╭─ Supplied entries

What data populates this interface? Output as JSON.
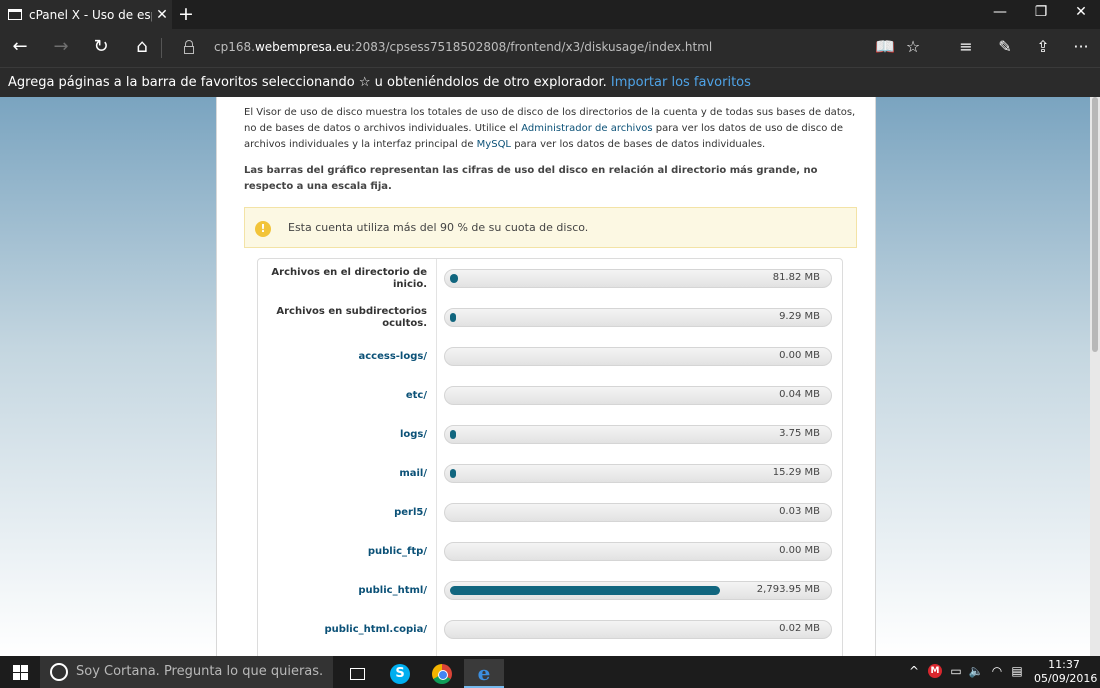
{
  "browser": {
    "tab_title": "cPanel X - Uso de espac",
    "tab_close": "✕",
    "new_tab": "+",
    "window_controls": {
      "minimize": "—",
      "restore": "❐",
      "close": "✕"
    },
    "nav": {
      "back": "←",
      "forward": "→",
      "refresh": "↻",
      "home": "⌂"
    },
    "url_prefix": "cp168.",
    "url_domain": "webempresa.eu",
    "url_rest": ":2083/cpsess7518502808/frontend/x3/diskusage/index.html",
    "tools": {
      "reading_view": "📖",
      "favorite": "☆",
      "hub": "≡",
      "notes": "✎",
      "share": "⇪",
      "more": "···"
    }
  },
  "favorites_bar": {
    "text": "Agrega páginas a la barra de favoritos seleccionando ☆ u obteniéndolos de otro explorador.",
    "link": "Importar los favoritos"
  },
  "page": {
    "intro_1": "El Visor de uso de disco muestra los totales de uso de disco de los directorios de la cuenta y de todas sus bases de datos, no de bases de datos o archivos individuales. Utilice el",
    "intro_link_1": "Administrador de archivos",
    "intro_2": "para ver los datos de uso de disco de archivos individuales y la interfaz principal de",
    "intro_link_2": "MySQL",
    "intro_3": "para ver los datos de bases de datos individuales.",
    "bars_note": "Las barras del gráfico representan las cifras de uso del disco en relación al directorio más grande, no respecto a una escala fija.",
    "alert_icon": "!",
    "alert_message": "Esta cuenta utiliza más del 90 % de su cuota de disco.",
    "rows": [
      {
        "label": "Archivos en el directorio de inicio.",
        "link": false,
        "size": "81.82 MB",
        "mb": 81.82
      },
      {
        "label": "Archivos en subdirectorios ocultos.",
        "link": false,
        "size": "9.29 MB",
        "mb": 9.29
      },
      {
        "label": "access-logs/",
        "link": true,
        "size": "0.00 MB",
        "mb": 0.0
      },
      {
        "label": "etc/",
        "link": true,
        "size": "0.04 MB",
        "mb": 0.04
      },
      {
        "label": "logs/",
        "link": true,
        "size": "3.75 MB",
        "mb": 3.75
      },
      {
        "label": "mail/",
        "link": true,
        "size": "15.29 MB",
        "mb": 15.29
      },
      {
        "label": "perl5/",
        "link": true,
        "size": "0.03 MB",
        "mb": 0.03
      },
      {
        "label": "public_ftp/",
        "link": true,
        "size": "0.00 MB",
        "mb": 0.0
      },
      {
        "label": "public_html/",
        "link": true,
        "size": "2,793.95 MB",
        "mb": 2793.95
      },
      {
        "label": "public_html.copia/",
        "link": true,
        "size": "0.02 MB",
        "mb": 0.02
      }
    ],
    "max_mb": 2793.95,
    "colors": {
      "bar_fill": "#11667f",
      "link": "#0b5177",
      "alert_bg": "#fcf8e3"
    }
  },
  "taskbar": {
    "search_hint": "Soy Cortana. Pregunta lo que quieras.",
    "tray": {
      "chevron": "^",
      "mega": "M",
      "battery": "▭",
      "volume": "🔈",
      "wifi": "◠",
      "notifications": "▤"
    },
    "time": "11:37",
    "date": "05/09/2016"
  }
}
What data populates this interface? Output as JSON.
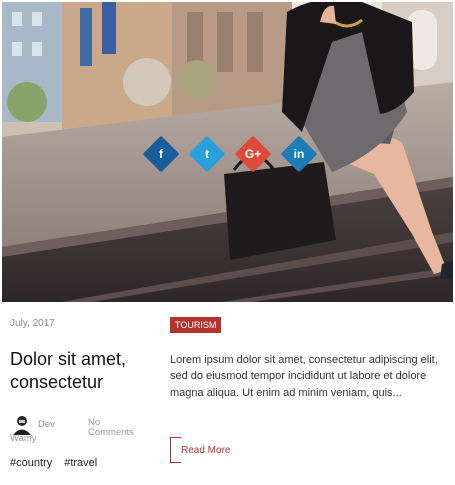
{
  "share": {
    "buttons": [
      {
        "network": "facebook",
        "glyph": "f",
        "color": "#1a5d9c",
        "icon": "facebook-icon"
      },
      {
        "network": "twitter",
        "glyph": "t",
        "color": "#2b9fdc",
        "icon": "twitter-icon"
      },
      {
        "network": "google-plus",
        "glyph": "G+",
        "color": "#dd4a3a",
        "icon": "google-plus-icon"
      },
      {
        "network": "linkedin",
        "glyph": "in",
        "color": "#1b7cb8",
        "icon": "linkedin-icon"
      }
    ]
  },
  "post": {
    "date": "July, 2017",
    "title": "Dolor sit amet, consectetur",
    "author": "Dev Wamy",
    "comments": "No Comments",
    "tags": [
      "#country",
      "#travel"
    ],
    "category": "TOURISM",
    "excerpt": "Lorem ipsum dolor sit amet, consectetur adipiscing elit, sed do eiusmod tempor incididunt ut labore et dolore magna aliqua. Ut enim ad minim veniam, quis...",
    "read_more": "Read More"
  },
  "colors": {
    "accent": "#b5322d",
    "muted_text": "#9a9a9a"
  }
}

╰─

• **Your instructions**:
Find the word "consectetur" in the entries, and copy every line it shows up in.

• **Task response**:
    "title": "Dolor sit amet, consectetur",
    "excerpt": "Lorem ipsum dolor sit amet, consectetur adipiscing elit, sed do eiusmod tempor incididunt ut labore et dolore magna aliqua. Ut enim ad minim veniam, quis...",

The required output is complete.